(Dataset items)
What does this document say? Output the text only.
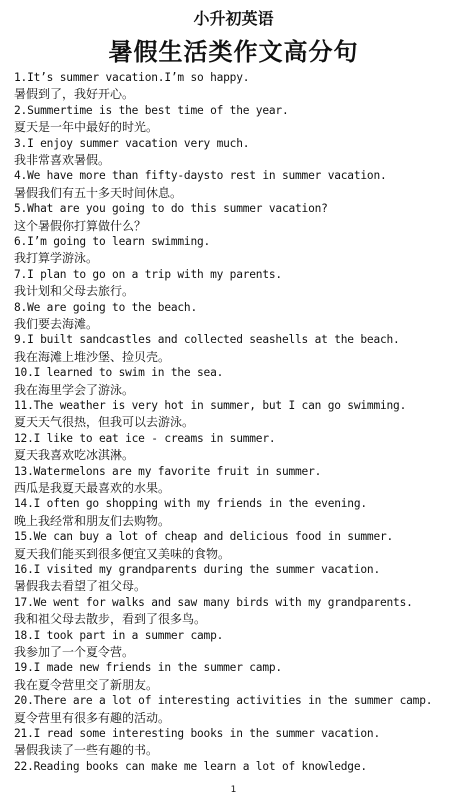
小升初英语
暑假生活类作文高分句
1.It’s summer vacation.I’m so happy.
暑假到了，我好开心。
2.Summertime is the best time of the year.
夏天是一年中最好的时光。
3.I enjoy summer vacation very much.
我非常喜欢暑假。
4.We have more than fifty-daysto rest in summer vacation.
暑假我们有五十多天时间休息。
5.What are you going to do this summer vacation?
这个暑假你打算做什么？
6.I’m going to learn swimming.
我打算学游泳。
7.I plan to go on a trip with my parents.
我计划和父母去旅行。
8.We are going to the beach.
我们要去海滩。
9.I built sandcastles and collected seashells at the beach.
我在海滩上堆沙堡、捡贝壳。
10.I learned to swim in the sea.
我在海里学会了游泳。
11.The weather is very hot in summer, but I can go swimming.
夏天天气很热，但我可以去游泳。
12.I like to eat ice - creams in summer.
夏天我喜欢吃冰淇淋。
13.Watermelons are my favorite fruit in summer.
西瓜是我夏天最喜欢的水果。
14.I often go shopping with my friends in the evening.
晚上我经常和朋友们去购物。
15.We can buy a lot of cheap and delicious food in summer.
夏天我们能买到很多便宜又美味的食物。
16.I visited my grandparents during the summer vacation.
暑假我去看望了祖父母。
17.We went for walks and saw many birds with my grandparents.
我和祖父母去散步，看到了很多鸟。
18.I took part in a summer camp.
我参加了一个夏令营。
19.I made new friends in the summer camp.
我在夏令营里交了新朋友。
20.There are a lot of interesting activities in the summer camp.
夏令营里有很多有趣的活动。
21.I read some interesting books in the summer vacation.
暑假我读了一些有趣的书。
22.Reading books can make me learn a lot of knowledge.
1
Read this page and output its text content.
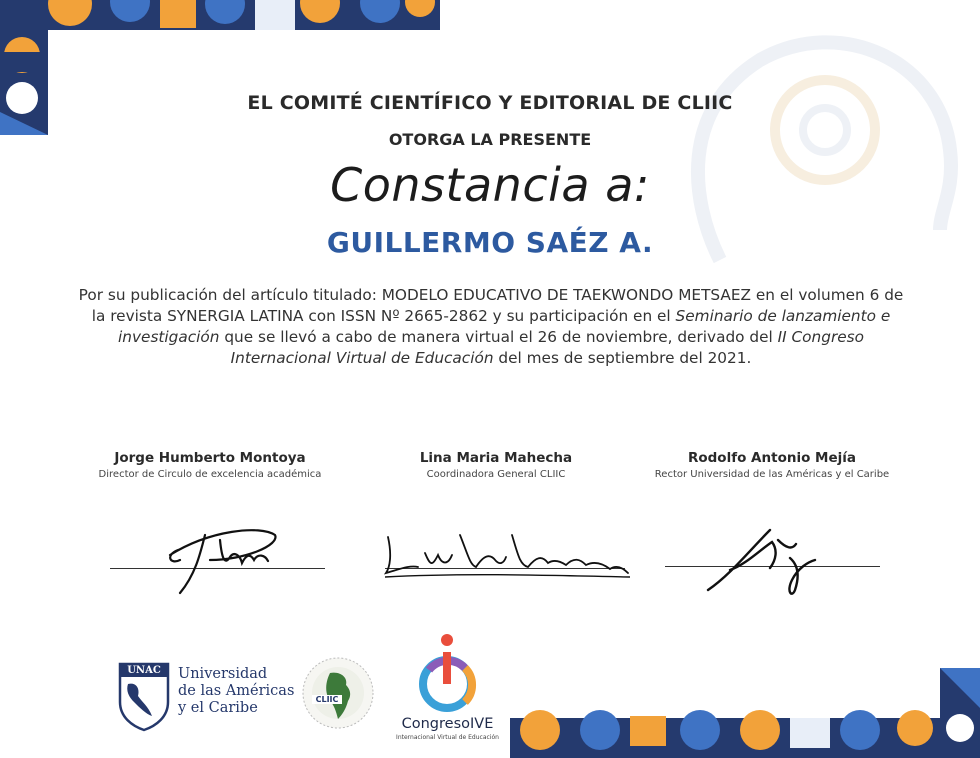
EL COMITÉ CIENTÍFICO Y EDITORIAL DE CLIIC
OTORGA LA PRESENTE
Constancia a:
GUILLERMO SAÉZ A.
Por su publicación del artículo titulado: MODELO EDUCATIVO DE TAEKWONDO METSAEZ en el volumen 6 de la revista SYNERGIA LATINA con ISSN Nº 2665-2862 y su participación en el Seminario de lanzamiento e investigación que se llevó a cabo de manera virtual el 26 de noviembre, derivado del II Congreso Internacional Virtual de Educación del mes de septiembre del 2021.
Jorge Humberto Montoya
Director de Circulo de excelencia académica
Lina Maria Mahecha
Coordinadora General CLIIC
Rodolfo Antonio Mejía
Rector Universidad de las Américas y el Caribe
UNAC	Universidad
de las Américas
y el Caribe
CLIIC
CongresoIVE
Internacional Virtual de Educación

## STATED PROBLEM
What is the number of lines in the data holding the word "interesting"? Reply with that number only.

## EXPECTED ANSWER
2